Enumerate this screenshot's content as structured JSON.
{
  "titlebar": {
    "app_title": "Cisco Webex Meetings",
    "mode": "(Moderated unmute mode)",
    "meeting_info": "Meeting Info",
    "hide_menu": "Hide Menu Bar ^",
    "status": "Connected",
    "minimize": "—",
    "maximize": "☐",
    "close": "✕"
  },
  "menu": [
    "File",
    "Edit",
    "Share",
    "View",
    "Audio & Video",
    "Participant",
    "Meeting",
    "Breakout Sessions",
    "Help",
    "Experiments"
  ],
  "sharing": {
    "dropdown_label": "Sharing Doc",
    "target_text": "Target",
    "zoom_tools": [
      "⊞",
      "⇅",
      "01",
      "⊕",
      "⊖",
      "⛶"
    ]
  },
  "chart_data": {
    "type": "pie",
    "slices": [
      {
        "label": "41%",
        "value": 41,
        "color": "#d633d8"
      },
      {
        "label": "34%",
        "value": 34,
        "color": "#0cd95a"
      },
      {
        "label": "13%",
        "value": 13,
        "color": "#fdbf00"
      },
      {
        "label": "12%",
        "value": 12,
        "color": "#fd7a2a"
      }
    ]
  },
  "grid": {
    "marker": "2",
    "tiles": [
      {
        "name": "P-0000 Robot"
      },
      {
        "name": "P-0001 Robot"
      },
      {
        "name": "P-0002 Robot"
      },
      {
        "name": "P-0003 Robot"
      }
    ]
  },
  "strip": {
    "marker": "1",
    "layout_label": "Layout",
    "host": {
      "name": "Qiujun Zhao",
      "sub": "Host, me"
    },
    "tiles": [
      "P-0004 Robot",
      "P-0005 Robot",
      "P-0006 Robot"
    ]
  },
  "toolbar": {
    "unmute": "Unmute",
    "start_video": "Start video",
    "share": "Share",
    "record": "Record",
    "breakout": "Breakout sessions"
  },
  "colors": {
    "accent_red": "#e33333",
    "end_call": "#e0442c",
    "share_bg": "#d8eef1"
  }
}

◆ REQUIRED WORK ◆
Repeat every entry word for word.

◆ CORRECT RESULT ◆
Enumerate this screenshot's content as structured JSON.
{
  "titlebar": {
    "app_title": "Cisco Webex Meetings",
    "mode": "(Moderated unmute mode)",
    "meeting_info": "Meeting Info",
    "hide_menu": "Hide Menu Bar ^",
    "status": "Connected",
    "minimize": "—",
    "maximize": "☐",
    "close": "✕"
  },
  "menu": [
    "File",
    "Edit",
    "Share",
    "View",
    "Audio & Video",
    "Participant",
    "Meeting",
    "Breakout Sessions",
    "Help",
    "Experiments"
  ],
  "sharing": {
    "dropdown_label": "Sharing Doc",
    "target_text": "Target",
    "zoom_tools": [
      "⊞",
      "⇅",
      "01",
      "⊕",
      "⊖",
      "⛶"
    ]
  },
  "chart_data": {
    "type": "pie",
    "slices": [
      {
        "label": "41%",
        "value": 41,
        "color": "#d633d8"
      },
      {
        "label": "34%",
        "value": 34,
        "color": "#0cd95a"
      },
      {
        "label": "13%",
        "value": 13,
        "color": "#fdbf00"
      },
      {
        "label": "12%",
        "value": 12,
        "color": "#fd7a2a"
      }
    ]
  },
  "grid": {
    "marker": "2",
    "tiles": [
      {
        "name": "P-0000 Robot"
      },
      {
        "name": "P-0001 Robot"
      },
      {
        "name": "P-0002 Robot"
      },
      {
        "name": "P-0003 Robot"
      }
    ]
  },
  "strip": {
    "marker": "1",
    "layout_label": "Layout",
    "host": {
      "name": "Qiujun Zhao",
      "sub": "Host, me"
    },
    "tiles": [
      "P-0004 Robot",
      "P-0005 Robot",
      "P-0006 Robot"
    ]
  },
  "toolbar": {
    "unmute": "Unmute",
    "start_video": "Start video",
    "share": "Share",
    "record": "Record",
    "breakout": "Breakout sessions"
  },
  "colors": {
    "accent_red": "#e33333",
    "end_call": "#e0442c",
    "share_bg": "#d8eef1"
  }
}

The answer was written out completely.